■ **INSTRUCTIONS TO FOLLOW**:
Which lines in the records below contain the word "thumbs"? Copy each one out.
======== THE DATA ========
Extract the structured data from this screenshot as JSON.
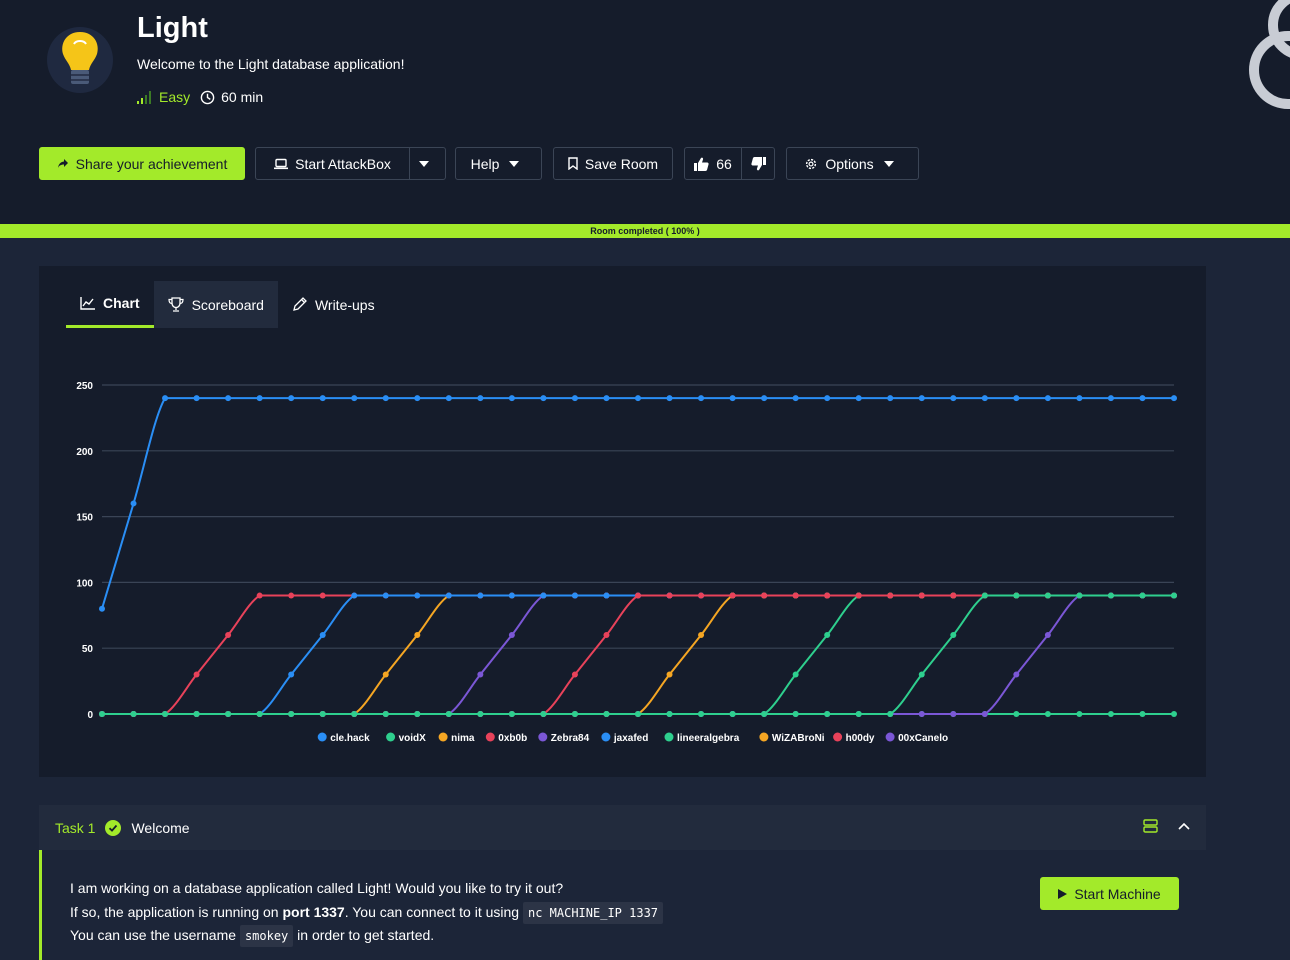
{
  "room": {
    "title": "Light",
    "description": "Welcome to the Light database application!",
    "difficulty": "Easy",
    "duration": "60 min"
  },
  "actions": {
    "share": "Share your achievement",
    "attackbox": "Start AttackBox",
    "help": "Help",
    "save": "Save Room",
    "likes": "66",
    "options": "Options"
  },
  "progress": {
    "label": "Room completed ( 100% )",
    "value": 100
  },
  "tabs": [
    "Chart",
    "Scoreboard",
    "Write-ups"
  ],
  "chart_data": {
    "type": "line",
    "ylim": [
      0,
      250
    ],
    "yticks": [
      0,
      50,
      100,
      150,
      200,
      250
    ],
    "grid": true,
    "legend_position": "bottom",
    "series": [
      {
        "name": "cle.hack",
        "color": "#2a8ef5",
        "values": [
          80,
          160,
          240,
          240,
          240,
          240,
          240,
          240,
          240,
          240,
          240,
          240,
          240,
          240,
          240,
          240,
          240,
          240,
          240,
          240,
          240,
          240,
          240,
          240,
          240,
          240,
          240,
          240,
          240,
          240,
          240,
          240,
          240,
          240,
          240
        ]
      },
      {
        "name": "voidX",
        "color": "#2ecf8e",
        "values": [
          0,
          0,
          0,
          0,
          0,
          0,
          0,
          0,
          0,
          0,
          0,
          0,
          0,
          0,
          0,
          0,
          0,
          0,
          0,
          0,
          0,
          0,
          0,
          0,
          0,
          0,
          0,
          0,
          0,
          0,
          0,
          0,
          0,
          0,
          0
        ]
      },
      {
        "name": "nima",
        "color": "#f5a623",
        "values": [
          0,
          0,
          0,
          0,
          0,
          0,
          0,
          0,
          0,
          30,
          60,
          90,
          90,
          90,
          90,
          90,
          90,
          90,
          90,
          90,
          90,
          90,
          90,
          90,
          90,
          90,
          90,
          90,
          90,
          90,
          90,
          90,
          90,
          90,
          90
        ]
      },
      {
        "name": "0xb0b",
        "color": "#e8425a",
        "values": [
          0,
          0,
          0,
          30,
          60,
          90,
          90,
          90,
          90,
          90,
          90,
          90,
          90,
          90,
          90,
          90,
          90,
          90,
          90,
          90,
          90,
          90,
          90,
          90,
          90,
          90,
          90,
          90,
          90,
          90,
          90,
          90,
          90,
          90,
          90
        ]
      },
      {
        "name": "Zebra84",
        "color": "#7b57d6",
        "values": [
          0,
          0,
          0,
          0,
          0,
          0,
          0,
          0,
          0,
          0,
          0,
          0,
          30,
          60,
          90,
          90,
          90,
          90,
          90,
          90,
          90,
          90,
          90,
          90,
          90,
          90,
          90,
          90,
          90,
          90,
          90,
          90,
          90,
          90,
          90
        ]
      },
      {
        "name": "jaxafed",
        "color": "#2a8ef5",
        "values": [
          0,
          0,
          0,
          0,
          0,
          0,
          30,
          60,
          90,
          90,
          90,
          90,
          90,
          90,
          90,
          90,
          90,
          90,
          90,
          90,
          90,
          90,
          90,
          90,
          90,
          90,
          90,
          90,
          90,
          90,
          90,
          90,
          90,
          90,
          90
        ]
      },
      {
        "name": "lineeralgebra",
        "color": "#2ecf8e",
        "values": [
          0,
          0,
          0,
          0,
          0,
          0,
          0,
          0,
          0,
          0,
          0,
          0,
          0,
          0,
          0,
          0,
          0,
          0,
          0,
          0,
          0,
          0,
          30,
          60,
          90,
          90,
          90,
          90,
          90,
          90,
          90,
          90,
          90,
          90,
          90
        ]
      },
      {
        "name": "WiZABroNi",
        "color": "#f5a623",
        "values": [
          0,
          0,
          0,
          0,
          0,
          0,
          0,
          0,
          0,
          0,
          0,
          0,
          0,
          0,
          0,
          0,
          0,
          0,
          30,
          60,
          90,
          90,
          90,
          90,
          90,
          90,
          90,
          90,
          90,
          90,
          90,
          90,
          90,
          90,
          90
        ]
      },
      {
        "name": "h00dy",
        "color": "#e8425a",
        "values": [
          0,
          0,
          0,
          0,
          0,
          0,
          0,
          0,
          0,
          0,
          0,
          0,
          0,
          0,
          0,
          30,
          60,
          90,
          90,
          90,
          90,
          90,
          90,
          90,
          90,
          90,
          90,
          90,
          90,
          90,
          90,
          90,
          90,
          90,
          90
        ]
      },
      {
        "name": "00xCanelo",
        "color": "#7b57d6",
        "values": [
          0,
          0,
          0,
          0,
          0,
          0,
          0,
          0,
          0,
          0,
          0,
          0,
          0,
          0,
          0,
          0,
          0,
          0,
          0,
          0,
          0,
          0,
          0,
          0,
          0,
          0,
          0,
          0,
          0,
          30,
          60,
          90,
          90,
          90,
          90
        ]
      },
      {
        "name": "",
        "color": "#2ecf8e",
        "values": [
          0,
          0,
          0,
          0,
          0,
          0,
          0,
          0,
          0,
          0,
          0,
          0,
          0,
          0,
          0,
          0,
          0,
          0,
          0,
          0,
          0,
          0,
          0,
          0,
          0,
          0,
          30,
          60,
          90,
          90,
          90,
          90,
          90,
          90,
          90
        ]
      }
    ]
  },
  "task": {
    "number": "Task 1",
    "title": "Welcome",
    "line1": "I am working on a database application called Light! Would you like to try it out?",
    "line2_pre": "If so, the application is running on ",
    "line2_bold": "port 1337",
    "line2_mid": ". You can connect to it using ",
    "line2_code": "nc MACHINE_IP 1337",
    "line3_pre": "You can use the username ",
    "line3_code": "smokey",
    "line3_post": " in order to get started.",
    "start_machine": "Start Machine"
  },
  "icons": {
    "share": "share-icon",
    "laptop": "laptop-icon",
    "bookmark": "bookmark-icon",
    "thumbs_up": "thumbs-up-icon",
    "thumbs_down": "thumbs-down-icon",
    "gear": "gear-icon",
    "chart": "chart-line-icon",
    "trophy": "trophy-icon",
    "pencil": "pencil-icon",
    "clock": "clock-icon",
    "signal": "signal-icon",
    "check": "check-circle-icon",
    "server": "server-icon",
    "chevron": "chevron-up-icon",
    "play": "play-icon"
  },
  "colors": {
    "accent": "#a3ea2a",
    "bg": "#1c2538",
    "panel": "#151c2b"
  }
}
========
■ **RESULT OF THIS TASK**:
    "thumbs_up": "thumbs-up-icon",
    "thumbs_down": "thumbs-down-icon",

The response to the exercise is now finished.